**Gösterilen metin**

Mor Çatı'dan 14 Şubat mesajı: Bunun adı aşk değil!

Öldürülen insanların %90'ı erkektir.
Bu doğru bir kıyaslama mı, sence?
Kadınların ve erkeklerin öldürülmesini kıyaslamak istiyorsak, sevgilileri/eşleri tarafından öldürülen erkek oranıyla, sevgilileri/eşleri tarafından öldürülen kadın oranını kıyaslamalıyız.
Yoksa trafikte küfrettiği adam tarafından soplanan heriften bize ne?
Kıyaslama yapacaksak kadının erkeğe gösterdiği şiddeti ve erkeğin kadına gösterdiği şiddetti oranlamalıyız.
Öteki türlü elma armut kıyaslaması olur.
Bunun dışında, çocukların annelerinden daha çok şiddet gördüğü varsayımına ben de katılıyorum, elimde bir istatistik yok, hatta bence bu konudaki istatistikler de güvenli olmaz.
Çünkü bir insana üzerinde sigara söndürmeden de şiddet gösterebilirsin.
Annenin ve babanın gösterdiği şiddet arasındaki fark da burada zaten, anne genel olarak hastanelik etmezken, baba ettiği için istatistik olarak kayda geçiyor.
Ama yine kadına ve çocuğa şiddeti kıyaslamak ne kadar doğru emin olamadım.
Sonuçta
Çocuk zaten yapısı gereği şiddete toplumunun açık kesimidir. Sonra kadın gelir, sonra da erkek.
Çünkü fiziksel olarak kadın ve çocuğun erkeğe oranla bir eşitsizliği var.
Çocuğun da kadına göre bir eşitsizliği var.
Erkeğin de daha kaslı erkeğe göre var vs vs.

Açıkçası erkeğin kadına gösterdiği şiddetin abartıldığını düşünmüyorum. Çünkü ortada iki cinsin doğasından kaynaklanan bir fark var ve şiddete sebep olan da bu fark.
Eğer sevgilisi tarafından öldüresiye dövülen, eve hapsedilen, fiziksel ve psikolojik şiddete maruz kalan erkek olsaydı da aynı şeyleri söylerdim. Bunun feministik bir kaygıdan çok sosyal ve hukuki adaletsizlikle alakası var.
Kocasını bilmem kaç yerinden bıçaklayan kadına saygın tutum indirimi yapılmazken erkeğe yapılıyorsa orada mücadele edilmesi gereken bir şey vardır, bana göre.
Bu doğrudan cinsiyetçi bir ayrım olduğu için haliyle gösterdiğim refleks de cinsiyetçi gibi görünüyor ama alakası yok, gün olup devran dönse ve aynu ayrımcılık erkeğe yapılsa bu sefer de erkeğin hakkını savununurum erkeğe yönelik şiddetin engellemesi gerektiğini söylerim.

**Verilen malzeme**
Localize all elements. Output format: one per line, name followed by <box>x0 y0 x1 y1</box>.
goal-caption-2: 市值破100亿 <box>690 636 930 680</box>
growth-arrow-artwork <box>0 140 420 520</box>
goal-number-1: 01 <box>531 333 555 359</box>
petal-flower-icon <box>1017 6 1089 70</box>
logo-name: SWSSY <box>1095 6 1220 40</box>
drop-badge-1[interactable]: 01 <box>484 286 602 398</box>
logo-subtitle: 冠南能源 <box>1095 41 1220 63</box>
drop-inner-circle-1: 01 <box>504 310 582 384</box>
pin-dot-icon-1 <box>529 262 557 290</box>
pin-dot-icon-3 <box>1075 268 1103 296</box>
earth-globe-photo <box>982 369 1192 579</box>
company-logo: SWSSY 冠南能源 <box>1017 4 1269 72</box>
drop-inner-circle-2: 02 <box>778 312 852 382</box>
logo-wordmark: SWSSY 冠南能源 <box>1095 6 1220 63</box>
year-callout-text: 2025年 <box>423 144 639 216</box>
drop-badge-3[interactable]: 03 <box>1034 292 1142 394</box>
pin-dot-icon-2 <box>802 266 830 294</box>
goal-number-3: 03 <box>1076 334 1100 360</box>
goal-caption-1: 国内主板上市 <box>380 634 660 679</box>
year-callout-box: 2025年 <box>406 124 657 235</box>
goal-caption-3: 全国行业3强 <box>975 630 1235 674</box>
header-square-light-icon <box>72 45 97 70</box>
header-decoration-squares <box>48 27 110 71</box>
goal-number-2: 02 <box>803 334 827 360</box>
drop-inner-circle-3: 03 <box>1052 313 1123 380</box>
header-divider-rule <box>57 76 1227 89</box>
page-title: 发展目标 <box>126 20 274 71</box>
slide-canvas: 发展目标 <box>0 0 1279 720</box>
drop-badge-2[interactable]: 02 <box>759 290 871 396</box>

**Kısa görev**
Metinde "Eğer sevgilisi tarafından öldüresiye dövülen" diye başlayan paragrafı, ana bilgilerini koruyarak daha kısa biçimde yeniden yaz. Kayıtların bu işte hiçbir rolü yoktur.

**Yazılı cevap**
Sevgilisinden öldüresiye dayak yiyen, eve kapatılan, fiziksel ve psikolojik şiddet gören kişi erkek olsaydı da aynı şeyleri söylerdim; bu, feminist bir kaygıdan çok sosyal ve hukuki adaletsizlikle ilgili.